> [What to produce]:
Within the records that follow, find every line containing the string "information". Copy those lines.

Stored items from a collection
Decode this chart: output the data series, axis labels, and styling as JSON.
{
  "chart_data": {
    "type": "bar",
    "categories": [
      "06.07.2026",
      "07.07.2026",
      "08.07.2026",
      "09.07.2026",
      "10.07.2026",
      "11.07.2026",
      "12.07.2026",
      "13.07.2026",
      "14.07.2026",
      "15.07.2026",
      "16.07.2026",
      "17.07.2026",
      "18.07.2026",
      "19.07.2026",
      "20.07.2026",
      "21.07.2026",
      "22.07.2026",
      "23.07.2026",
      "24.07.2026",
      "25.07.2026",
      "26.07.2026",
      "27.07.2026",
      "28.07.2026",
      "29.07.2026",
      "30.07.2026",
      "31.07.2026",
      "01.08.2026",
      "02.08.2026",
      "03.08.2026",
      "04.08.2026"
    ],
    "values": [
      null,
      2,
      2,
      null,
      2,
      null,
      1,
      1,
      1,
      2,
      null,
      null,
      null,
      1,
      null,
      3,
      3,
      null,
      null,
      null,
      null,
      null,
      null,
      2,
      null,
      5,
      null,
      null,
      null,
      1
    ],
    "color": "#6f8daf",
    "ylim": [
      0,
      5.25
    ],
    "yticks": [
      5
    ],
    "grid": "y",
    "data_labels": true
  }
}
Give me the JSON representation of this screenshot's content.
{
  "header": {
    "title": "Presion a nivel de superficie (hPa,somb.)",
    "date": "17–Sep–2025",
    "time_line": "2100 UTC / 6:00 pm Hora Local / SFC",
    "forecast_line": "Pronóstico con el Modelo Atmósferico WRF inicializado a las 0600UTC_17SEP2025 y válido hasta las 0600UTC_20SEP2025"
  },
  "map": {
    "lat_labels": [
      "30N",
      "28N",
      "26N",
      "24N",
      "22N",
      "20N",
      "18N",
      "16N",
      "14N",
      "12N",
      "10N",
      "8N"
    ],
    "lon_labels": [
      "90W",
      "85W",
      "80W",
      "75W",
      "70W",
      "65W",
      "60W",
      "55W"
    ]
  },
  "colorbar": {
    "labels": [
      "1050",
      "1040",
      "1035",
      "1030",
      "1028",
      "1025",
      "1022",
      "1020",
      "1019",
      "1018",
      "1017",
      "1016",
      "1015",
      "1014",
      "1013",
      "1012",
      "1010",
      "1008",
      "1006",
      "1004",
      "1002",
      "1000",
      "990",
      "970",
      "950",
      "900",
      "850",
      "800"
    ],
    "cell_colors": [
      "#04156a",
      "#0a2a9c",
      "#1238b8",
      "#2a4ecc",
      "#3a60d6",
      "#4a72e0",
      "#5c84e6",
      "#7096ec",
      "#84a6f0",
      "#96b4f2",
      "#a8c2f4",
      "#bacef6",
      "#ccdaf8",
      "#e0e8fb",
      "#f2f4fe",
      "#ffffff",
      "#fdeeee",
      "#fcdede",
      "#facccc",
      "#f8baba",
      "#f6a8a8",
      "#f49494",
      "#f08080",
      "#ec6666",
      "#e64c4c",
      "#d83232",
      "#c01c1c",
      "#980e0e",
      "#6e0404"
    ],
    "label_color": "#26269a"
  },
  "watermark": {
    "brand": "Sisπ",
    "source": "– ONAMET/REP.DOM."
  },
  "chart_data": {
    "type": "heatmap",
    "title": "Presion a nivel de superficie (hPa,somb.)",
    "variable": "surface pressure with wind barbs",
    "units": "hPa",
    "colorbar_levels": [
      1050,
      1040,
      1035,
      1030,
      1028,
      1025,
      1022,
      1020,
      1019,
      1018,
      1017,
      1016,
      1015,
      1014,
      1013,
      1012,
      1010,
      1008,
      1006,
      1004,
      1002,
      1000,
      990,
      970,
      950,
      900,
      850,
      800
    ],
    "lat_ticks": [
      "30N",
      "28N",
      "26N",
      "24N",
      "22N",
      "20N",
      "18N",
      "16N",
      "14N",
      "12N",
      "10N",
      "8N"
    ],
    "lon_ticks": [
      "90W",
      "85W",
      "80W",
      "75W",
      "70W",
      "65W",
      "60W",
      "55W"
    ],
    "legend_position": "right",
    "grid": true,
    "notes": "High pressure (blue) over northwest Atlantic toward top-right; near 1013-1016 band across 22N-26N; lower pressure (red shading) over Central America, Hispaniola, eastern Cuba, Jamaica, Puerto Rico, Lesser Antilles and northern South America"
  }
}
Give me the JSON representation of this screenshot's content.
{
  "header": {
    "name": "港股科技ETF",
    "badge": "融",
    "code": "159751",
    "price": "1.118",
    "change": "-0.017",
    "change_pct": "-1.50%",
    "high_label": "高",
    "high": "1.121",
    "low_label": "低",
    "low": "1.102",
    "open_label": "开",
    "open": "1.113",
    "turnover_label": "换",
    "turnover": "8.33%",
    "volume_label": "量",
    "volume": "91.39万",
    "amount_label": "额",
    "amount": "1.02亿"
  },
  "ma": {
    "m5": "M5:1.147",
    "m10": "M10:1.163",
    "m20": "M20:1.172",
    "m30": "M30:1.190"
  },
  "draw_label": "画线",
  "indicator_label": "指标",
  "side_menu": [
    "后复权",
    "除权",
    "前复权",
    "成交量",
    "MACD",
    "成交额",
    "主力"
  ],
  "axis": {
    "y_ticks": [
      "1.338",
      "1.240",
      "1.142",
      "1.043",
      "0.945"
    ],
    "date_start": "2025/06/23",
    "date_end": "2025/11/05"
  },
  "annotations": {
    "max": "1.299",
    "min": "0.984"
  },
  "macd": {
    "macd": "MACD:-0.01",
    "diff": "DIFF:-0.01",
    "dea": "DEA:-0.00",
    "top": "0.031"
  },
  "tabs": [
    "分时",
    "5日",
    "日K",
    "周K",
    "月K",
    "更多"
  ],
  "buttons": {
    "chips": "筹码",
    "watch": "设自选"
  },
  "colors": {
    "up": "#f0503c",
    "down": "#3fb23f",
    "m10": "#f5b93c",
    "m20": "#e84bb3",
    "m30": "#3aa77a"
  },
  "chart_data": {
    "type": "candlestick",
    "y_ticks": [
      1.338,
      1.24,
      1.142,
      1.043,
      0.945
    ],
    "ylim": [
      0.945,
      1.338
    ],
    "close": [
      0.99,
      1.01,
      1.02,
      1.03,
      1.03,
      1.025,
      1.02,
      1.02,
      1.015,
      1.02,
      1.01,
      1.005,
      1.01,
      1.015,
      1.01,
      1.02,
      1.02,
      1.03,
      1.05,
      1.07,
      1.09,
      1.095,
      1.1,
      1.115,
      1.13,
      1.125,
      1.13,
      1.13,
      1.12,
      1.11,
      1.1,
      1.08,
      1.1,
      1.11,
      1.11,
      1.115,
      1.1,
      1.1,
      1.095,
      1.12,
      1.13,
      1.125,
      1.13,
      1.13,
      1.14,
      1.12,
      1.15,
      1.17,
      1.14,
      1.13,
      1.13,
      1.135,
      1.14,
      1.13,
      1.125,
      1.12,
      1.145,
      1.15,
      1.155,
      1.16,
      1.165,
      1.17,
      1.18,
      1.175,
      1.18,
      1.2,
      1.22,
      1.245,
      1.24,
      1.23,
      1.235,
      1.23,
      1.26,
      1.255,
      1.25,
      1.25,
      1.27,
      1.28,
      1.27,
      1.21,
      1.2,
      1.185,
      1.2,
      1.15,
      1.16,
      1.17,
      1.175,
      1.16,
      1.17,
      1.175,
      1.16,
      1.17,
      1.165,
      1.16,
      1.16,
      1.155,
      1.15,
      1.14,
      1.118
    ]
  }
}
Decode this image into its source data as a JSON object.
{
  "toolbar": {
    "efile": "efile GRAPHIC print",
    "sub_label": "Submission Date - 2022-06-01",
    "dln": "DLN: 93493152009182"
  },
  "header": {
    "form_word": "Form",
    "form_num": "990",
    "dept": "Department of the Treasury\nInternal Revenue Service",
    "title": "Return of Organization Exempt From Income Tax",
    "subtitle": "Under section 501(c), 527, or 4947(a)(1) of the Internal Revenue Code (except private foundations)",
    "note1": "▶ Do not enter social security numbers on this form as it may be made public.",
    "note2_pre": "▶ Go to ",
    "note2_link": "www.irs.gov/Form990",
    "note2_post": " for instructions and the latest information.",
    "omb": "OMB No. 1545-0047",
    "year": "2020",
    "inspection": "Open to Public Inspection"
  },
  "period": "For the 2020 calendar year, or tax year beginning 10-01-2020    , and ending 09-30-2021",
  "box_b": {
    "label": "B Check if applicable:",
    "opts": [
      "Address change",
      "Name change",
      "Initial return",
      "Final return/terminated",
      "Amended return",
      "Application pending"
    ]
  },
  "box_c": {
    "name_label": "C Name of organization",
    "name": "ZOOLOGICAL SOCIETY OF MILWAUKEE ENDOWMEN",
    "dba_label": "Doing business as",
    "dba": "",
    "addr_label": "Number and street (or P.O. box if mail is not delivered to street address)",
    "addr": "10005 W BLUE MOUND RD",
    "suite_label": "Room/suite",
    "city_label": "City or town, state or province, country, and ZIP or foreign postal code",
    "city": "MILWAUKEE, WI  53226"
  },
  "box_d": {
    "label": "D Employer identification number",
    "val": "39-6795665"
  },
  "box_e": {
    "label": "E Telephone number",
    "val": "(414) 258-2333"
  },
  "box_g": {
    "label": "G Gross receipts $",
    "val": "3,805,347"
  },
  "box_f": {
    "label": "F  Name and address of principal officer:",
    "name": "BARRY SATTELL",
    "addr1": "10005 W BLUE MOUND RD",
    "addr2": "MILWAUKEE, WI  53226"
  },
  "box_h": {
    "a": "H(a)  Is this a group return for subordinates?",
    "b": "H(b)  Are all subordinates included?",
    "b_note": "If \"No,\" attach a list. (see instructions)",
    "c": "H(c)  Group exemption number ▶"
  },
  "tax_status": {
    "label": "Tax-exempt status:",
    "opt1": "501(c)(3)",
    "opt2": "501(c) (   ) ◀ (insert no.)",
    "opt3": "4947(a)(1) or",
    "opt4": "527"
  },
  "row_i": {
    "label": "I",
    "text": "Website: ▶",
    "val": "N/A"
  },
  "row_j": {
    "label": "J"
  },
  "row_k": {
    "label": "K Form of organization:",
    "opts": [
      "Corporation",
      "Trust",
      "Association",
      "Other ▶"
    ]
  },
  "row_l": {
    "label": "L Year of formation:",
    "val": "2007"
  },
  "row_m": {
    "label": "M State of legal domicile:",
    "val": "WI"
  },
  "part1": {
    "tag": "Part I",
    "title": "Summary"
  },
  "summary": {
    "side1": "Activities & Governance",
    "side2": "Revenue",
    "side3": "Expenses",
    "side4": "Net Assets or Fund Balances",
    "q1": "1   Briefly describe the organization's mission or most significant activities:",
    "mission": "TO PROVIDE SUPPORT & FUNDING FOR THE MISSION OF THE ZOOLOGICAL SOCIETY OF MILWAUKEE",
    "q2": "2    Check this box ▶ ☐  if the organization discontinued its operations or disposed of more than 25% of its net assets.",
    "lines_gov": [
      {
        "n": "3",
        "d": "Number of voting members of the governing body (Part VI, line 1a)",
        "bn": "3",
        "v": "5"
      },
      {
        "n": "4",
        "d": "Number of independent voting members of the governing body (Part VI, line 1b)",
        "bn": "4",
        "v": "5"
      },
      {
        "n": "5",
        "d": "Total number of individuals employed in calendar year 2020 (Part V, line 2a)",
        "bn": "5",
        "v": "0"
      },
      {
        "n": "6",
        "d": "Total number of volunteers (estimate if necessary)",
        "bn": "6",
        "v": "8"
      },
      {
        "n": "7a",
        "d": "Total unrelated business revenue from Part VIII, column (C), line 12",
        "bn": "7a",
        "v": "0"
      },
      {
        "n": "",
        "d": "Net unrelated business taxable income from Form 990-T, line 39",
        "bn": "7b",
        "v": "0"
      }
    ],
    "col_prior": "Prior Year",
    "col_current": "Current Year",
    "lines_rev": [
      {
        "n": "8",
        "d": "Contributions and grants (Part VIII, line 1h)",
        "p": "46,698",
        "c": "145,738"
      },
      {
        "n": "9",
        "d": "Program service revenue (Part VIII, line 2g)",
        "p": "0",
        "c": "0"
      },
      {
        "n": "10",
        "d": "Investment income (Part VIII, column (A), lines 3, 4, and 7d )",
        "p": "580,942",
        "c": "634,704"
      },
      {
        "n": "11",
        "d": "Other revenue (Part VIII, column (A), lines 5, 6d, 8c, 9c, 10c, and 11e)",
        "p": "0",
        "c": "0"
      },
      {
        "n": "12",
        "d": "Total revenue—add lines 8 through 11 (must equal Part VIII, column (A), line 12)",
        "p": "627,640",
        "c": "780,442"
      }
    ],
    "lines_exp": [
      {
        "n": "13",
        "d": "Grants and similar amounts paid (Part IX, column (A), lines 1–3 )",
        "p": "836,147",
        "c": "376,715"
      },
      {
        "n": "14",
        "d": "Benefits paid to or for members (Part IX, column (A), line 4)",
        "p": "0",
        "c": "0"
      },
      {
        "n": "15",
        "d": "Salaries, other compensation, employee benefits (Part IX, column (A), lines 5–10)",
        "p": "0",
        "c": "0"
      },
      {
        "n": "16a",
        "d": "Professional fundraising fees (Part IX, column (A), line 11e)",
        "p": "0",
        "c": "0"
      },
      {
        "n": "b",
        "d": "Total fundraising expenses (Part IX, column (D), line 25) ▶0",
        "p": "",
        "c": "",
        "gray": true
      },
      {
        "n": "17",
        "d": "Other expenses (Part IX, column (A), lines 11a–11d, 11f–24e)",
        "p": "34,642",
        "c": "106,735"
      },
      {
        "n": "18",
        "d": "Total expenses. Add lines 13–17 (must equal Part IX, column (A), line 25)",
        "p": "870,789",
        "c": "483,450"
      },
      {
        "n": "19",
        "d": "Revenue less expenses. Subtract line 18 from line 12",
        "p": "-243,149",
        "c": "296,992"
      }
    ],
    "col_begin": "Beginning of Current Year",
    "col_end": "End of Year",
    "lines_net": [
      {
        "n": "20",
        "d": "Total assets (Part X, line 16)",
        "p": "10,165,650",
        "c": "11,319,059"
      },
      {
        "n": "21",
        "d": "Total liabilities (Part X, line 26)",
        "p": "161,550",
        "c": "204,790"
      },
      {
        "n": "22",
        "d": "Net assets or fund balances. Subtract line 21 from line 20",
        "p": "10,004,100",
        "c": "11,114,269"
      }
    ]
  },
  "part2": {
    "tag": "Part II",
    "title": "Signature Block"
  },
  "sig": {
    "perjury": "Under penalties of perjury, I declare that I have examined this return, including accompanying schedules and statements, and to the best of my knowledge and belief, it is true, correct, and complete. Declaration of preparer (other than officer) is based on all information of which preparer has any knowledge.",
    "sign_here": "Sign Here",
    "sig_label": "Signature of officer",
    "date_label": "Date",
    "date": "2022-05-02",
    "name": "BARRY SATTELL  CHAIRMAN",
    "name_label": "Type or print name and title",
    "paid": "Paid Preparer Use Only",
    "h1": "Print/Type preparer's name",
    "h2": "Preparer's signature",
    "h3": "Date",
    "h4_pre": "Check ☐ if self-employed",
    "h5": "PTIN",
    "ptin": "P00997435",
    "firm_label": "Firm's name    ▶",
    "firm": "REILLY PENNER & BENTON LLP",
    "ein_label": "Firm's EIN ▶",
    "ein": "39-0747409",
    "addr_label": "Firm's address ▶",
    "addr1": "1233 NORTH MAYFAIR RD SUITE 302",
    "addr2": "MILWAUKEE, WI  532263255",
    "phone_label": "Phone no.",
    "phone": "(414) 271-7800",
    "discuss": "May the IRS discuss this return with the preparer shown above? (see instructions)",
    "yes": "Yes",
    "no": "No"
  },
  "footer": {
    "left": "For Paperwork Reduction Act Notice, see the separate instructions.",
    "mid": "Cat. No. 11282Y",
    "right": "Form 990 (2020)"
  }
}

> [Complete answer]:
    "note2_post": " for instructions and the latest information.",
    "perjury": "Under penalties of perjury, I declare that I have examined this return, including accompanying schedules and statements, and to the best of my knowledge and belief, it is true, correct, and complete. Declaration of preparer (other than officer) is based on all information of which preparer has any knowledge.",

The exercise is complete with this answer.